- What you need to do -
All of the data that follows should be written out exactly.

- Source material -
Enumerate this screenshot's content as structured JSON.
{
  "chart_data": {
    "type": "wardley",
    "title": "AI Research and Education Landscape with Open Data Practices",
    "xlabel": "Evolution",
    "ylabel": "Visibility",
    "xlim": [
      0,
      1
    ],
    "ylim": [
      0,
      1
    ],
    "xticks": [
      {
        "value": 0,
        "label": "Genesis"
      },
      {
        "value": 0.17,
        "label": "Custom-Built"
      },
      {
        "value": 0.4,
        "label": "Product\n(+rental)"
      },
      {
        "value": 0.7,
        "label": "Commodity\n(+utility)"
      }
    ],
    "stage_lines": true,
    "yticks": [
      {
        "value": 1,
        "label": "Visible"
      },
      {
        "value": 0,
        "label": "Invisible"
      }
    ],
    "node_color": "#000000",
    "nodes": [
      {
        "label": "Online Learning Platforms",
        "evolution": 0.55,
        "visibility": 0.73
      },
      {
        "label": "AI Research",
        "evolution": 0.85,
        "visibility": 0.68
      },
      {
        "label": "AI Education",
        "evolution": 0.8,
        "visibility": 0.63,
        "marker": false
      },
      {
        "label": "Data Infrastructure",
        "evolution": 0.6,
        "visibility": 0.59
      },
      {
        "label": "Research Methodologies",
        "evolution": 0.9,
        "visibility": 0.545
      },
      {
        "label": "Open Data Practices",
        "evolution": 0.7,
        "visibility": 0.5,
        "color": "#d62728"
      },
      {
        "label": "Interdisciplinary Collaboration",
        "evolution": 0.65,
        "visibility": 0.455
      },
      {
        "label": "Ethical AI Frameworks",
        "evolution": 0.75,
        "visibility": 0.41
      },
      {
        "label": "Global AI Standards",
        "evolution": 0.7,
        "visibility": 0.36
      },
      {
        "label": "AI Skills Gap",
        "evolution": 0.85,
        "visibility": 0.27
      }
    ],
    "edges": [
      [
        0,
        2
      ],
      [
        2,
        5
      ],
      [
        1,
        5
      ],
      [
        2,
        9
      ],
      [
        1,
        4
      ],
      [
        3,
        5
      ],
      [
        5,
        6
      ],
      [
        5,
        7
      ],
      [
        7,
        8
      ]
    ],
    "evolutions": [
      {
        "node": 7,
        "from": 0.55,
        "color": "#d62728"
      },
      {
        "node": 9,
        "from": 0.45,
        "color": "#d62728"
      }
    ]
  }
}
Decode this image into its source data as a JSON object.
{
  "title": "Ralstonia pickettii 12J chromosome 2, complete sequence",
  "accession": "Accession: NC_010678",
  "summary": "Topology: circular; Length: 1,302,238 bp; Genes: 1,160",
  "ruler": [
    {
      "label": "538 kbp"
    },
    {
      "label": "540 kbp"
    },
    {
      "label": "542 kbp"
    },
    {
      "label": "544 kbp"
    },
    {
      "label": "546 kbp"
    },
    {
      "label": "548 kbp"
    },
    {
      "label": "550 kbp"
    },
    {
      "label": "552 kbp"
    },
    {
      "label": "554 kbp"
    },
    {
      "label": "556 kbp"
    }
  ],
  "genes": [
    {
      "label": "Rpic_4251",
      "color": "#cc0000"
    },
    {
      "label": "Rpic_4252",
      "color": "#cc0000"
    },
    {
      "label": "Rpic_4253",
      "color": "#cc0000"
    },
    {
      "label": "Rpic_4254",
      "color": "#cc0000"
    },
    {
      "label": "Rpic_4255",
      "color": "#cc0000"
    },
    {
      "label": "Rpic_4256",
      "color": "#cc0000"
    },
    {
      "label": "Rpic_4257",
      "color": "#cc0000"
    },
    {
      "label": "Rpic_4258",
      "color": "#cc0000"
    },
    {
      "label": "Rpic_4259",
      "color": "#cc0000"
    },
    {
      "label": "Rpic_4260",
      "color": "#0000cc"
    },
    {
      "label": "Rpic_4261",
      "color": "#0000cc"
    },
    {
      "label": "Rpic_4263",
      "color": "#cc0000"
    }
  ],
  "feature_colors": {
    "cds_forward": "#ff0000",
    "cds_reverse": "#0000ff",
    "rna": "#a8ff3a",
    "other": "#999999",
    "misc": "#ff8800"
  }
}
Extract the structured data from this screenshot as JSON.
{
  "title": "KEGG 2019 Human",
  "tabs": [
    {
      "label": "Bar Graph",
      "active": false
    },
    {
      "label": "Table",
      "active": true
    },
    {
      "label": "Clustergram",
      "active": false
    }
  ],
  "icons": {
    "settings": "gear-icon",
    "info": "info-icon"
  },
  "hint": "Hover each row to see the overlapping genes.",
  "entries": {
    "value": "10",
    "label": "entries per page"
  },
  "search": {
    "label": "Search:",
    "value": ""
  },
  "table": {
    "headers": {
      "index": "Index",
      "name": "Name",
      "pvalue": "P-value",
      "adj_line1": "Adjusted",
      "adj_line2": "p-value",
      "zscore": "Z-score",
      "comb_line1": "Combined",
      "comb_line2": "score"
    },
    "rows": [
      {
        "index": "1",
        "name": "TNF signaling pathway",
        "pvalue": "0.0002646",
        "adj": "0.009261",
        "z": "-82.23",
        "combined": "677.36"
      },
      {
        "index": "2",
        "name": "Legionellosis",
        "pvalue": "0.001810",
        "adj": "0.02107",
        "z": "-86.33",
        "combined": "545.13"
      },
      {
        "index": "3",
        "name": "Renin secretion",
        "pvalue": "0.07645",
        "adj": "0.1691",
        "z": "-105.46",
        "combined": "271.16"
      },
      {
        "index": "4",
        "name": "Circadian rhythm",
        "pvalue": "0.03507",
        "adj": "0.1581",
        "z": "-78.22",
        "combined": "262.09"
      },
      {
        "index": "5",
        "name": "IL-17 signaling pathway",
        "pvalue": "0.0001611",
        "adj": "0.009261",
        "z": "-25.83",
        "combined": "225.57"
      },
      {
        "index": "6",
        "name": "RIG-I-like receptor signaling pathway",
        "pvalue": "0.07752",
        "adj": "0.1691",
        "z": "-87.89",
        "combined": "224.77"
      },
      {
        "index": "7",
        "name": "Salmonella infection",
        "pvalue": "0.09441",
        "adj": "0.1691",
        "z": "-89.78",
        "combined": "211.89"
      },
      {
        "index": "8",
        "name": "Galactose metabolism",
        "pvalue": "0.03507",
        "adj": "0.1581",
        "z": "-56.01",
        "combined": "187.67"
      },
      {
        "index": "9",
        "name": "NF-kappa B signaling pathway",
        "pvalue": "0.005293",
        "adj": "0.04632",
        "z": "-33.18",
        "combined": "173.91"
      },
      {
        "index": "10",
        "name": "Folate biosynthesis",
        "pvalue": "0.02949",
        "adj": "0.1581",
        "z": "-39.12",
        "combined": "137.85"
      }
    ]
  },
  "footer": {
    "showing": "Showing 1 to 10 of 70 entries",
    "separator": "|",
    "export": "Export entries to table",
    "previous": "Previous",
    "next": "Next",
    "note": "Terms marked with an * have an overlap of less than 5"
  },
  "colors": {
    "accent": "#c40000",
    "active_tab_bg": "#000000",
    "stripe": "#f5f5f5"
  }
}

- Task output -
Enumerate this screenshot's content as structured JSON.
{
  "chart_data": {
    "type": "wardley",
    "title": "AI Research and Education Landscape with Open Data Practices",
    "xlabel": "Evolution",
    "ylabel": "Visibility",
    "xlim": [
      0,
      1
    ],
    "ylim": [
      0,
      1
    ],
    "xticks": [
      {
        "value": 0,
        "label": "Genesis"
      },
      {
        "value": 0.17,
        "label": "Custom-Built"
      },
      {
        "value": 0.4,
        "label": "Product\n(+rental)"
      },
      {
        "value": 0.7,
        "label": "Commodity\n(+utility)"
      }
    ],
    "stage_lines": true,
    "yticks": [
      {
        "value": 1,
        "label": "Visible"
      },
      {
        "value": 0,
        "label": "Invisible"
      }
    ],
    "node_color": "#000000",
    "nodes": [
      {
        "label": "Online Learning Platforms",
        "evolution": 0.55,
        "visibility": 0.73
      },
      {
        "label": "AI Research",
        "evolution": 0.85,
        "visibility": 0.68
      },
      {
        "label": "AI Education",
        "evolution": 0.8,
        "visibility": 0.63,
        "marker": false
      },
      {
        "label": "Data Infrastructure",
        "evolution": 0.6,
        "visibility": 0.59
      },
      {
        "label": "Research Methodologies",
        "evolution": 0.9,
        "visibility": 0.545
      },
      {
        "label": "Open Data Practices",
        "evolution": 0.7,
        "visibility": 0.5,
        "color": "#d62728"
      },
      {
        "label": "Interdisciplinary Collaboration",
        "evolution": 0.65,
        "visibility": 0.455
      },
      {
        "label": "Ethical AI Frameworks",
        "evolution": 0.75,
        "visibility": 0.41
      },
      {
        "label": "Global AI Standards",
        "evolution": 0.7,
        "visibility": 0.36
      },
      {
        "label": "AI Skills Gap",
        "evolution": 0.85,
        "visibility": 0.27
      }
    ],
    "edges": [
      [
        0,
        2
      ],
      [
        2,
        5
      ],
      [
        1,
        5
      ],
      [
        2,
        9
      ],
      [
        1,
        4
      ],
      [
        3,
        5
      ],
      [
        5,
        6
      ],
      [
        5,
        7
      ],
      [
        7,
        8
      ]
    ],
    "evolutions": [
      {
        "node": 7,
        "from": 0.55,
        "color": "#d62728"
      },
      {
        "node": 9,
        "from": 0.45,
        "color": "#d62728"
      }
    ]
  }
}
Decode this image into its source data as a JSON object.
{
  "title": "Ralstonia pickettii 12J chromosome 2, complete sequence",
  "accession": "Accession: NC_010678",
  "summary": "Topology: circular; Length: 1,302,238 bp; Genes: 1,160",
  "ruler": [
    {
      "label": "538 kbp"
    },
    {
      "label": "540 kbp"
    },
    {
      "label": "542 kbp"
    },
    {
      "label": "544 kbp"
    },
    {
      "label": "546 kbp"
    },
    {
      "label": "548 kbp"
    },
    {
      "label": "550 kbp"
    },
    {
      "label": "552 kbp"
    },
    {
      "label": "554 kbp"
    },
    {
      "label": "556 kbp"
    }
  ],
  "genes": [
    {
      "label": "Rpic_4251",
      "color": "#cc0000"
    },
    {
      "label": "Rpic_4252",
      "color": "#cc0000"
    },
    {
      "label": "Rpic_4253",
      "color": "#cc0000"
    },
    {
      "label": "Rpic_4254",
      "color": "#cc0000"
    },
    {
      "label": "Rpic_4255",
      "color": "#cc0000"
    },
    {
      "label": "Rpic_4256",
      "color": "#cc0000"
    },
    {
      "label": "Rpic_4257",
      "color": "#cc0000"
    },
    {
      "label": "Rpic_4258",
      "color": "#cc0000"
    },
    {
      "label": "Rpic_4259",
      "color": "#cc0000"
    },
    {
      "label": "Rpic_4260",
      "color": "#0000cc"
    },
    {
      "label": "Rpic_4261",
      "color": "#0000cc"
    },
    {
      "label": "Rpic_4263",
      "color": "#cc0000"
    }
  ],
  "feature_colors": {
    "cds_forward": "#ff0000",
    "cds_reverse": "#0000ff",
    "rna": "#a8ff3a",
    "other": "#999999",
    "misc": "#ff8800"
  }
}
Extract the structured data from this screenshot as JSON.
{
  "title": "KEGG 2019 Human",
  "tabs": [
    {
      "label": "Bar Graph",
      "active": false
    },
    {
      "label": "Table",
      "active": true
    },
    {
      "label": "Clustergram",
      "active": false
    }
  ],
  "icons": {
    "settings": "gear-icon",
    "info": "info-icon"
  },
  "hint": "Hover each row to see the overlapping genes.",
  "entries": {
    "value": "10",
    "label": "entries per page"
  },
  "search": {
    "label": "Search:",
    "value": ""
  },
  "table": {
    "headers": {
      "index": "Index",
      "name": "Name",
      "pvalue": "P-value",
      "adj_line1": "Adjusted",
      "adj_line2": "p-value",
      "zscore": "Z-score",
      "comb_line1": "Combined",
      "comb_line2": "score"
    },
    "rows": [
      {
        "index": "1",
        "name": "TNF signaling pathway",
        "pvalue": "0.0002646",
        "adj": "0.009261",
        "z": "-82.23",
        "combined": "677.36"
      },
      {
        "index": "2",
        "name": "Legionellosis",
        "pvalue": "0.001810",
        "adj": "0.02107",
        "z": "-86.33",
        "combined": "545.13"
      },
      {
        "index": "3",
        "name": "Renin secretion",
        "pvalue": "0.07645",
        "adj": "0.1691",
        "z": "-105.46",
        "combined": "271.16"
      },
      {
        "index": "4",
        "name": "Circadian rhythm",
        "pvalue": "0.03507",
        "adj": "0.1581",
        "z": "-78.22",
        "combined": "262.09"
      },
      {
        "index": "5",
        "name": "IL-17 signaling pathway",
        "pvalue": "0.0001611",
        "adj": "0.009261",
        "z": "-25.83",
        "combined": "225.57"
      },
      {
        "index": "6",
        "name": "RIG-I-like receptor signaling pathway",
        "pvalue": "0.07752",
        "adj": "0.1691",
        "z": "-87.89",
        "combined": "224.77"
      },
      {
        "index": "7",
        "name": "Salmonella infection",
        "pvalue": "0.09441",
        "adj": "0.1691",
        "z": "-89.78",
        "combined": "211.89"
      },
      {
        "index": "8",
        "name": "Galactose metabolism",
        "pvalue": "0.03507",
        "adj": "0.1581",
        "z": "-56.01",
        "combined": "187.67"
      },
      {
        "index": "9",
        "name": "NF-kappa B signaling pathway",
        "pvalue": "0.005293",
        "adj": "0.04632",
        "z": "-33.18",
        "combined": "173.91"
      },
      {
        "index": "10",
        "name": "Folate biosynthesis",
        "pvalue": "0.02949",
        "adj": "0.1581",
        "z": "-39.12",
        "combined": "137.85"
      }
    ]
  },
  "footer": {
    "showing": "Showing 1 to 10 of 70 entries",
    "separator": "|",
    "export": "Export entries to table",
    "previous": "Previous",
    "next": "Next",
    "note": "Terms marked with an * have an overlap of less than 5"
  },
  "colors": {
    "accent": "#c40000",
    "active_tab_bg": "#000000",
    "stripe": "#f5f5f5"
  }
}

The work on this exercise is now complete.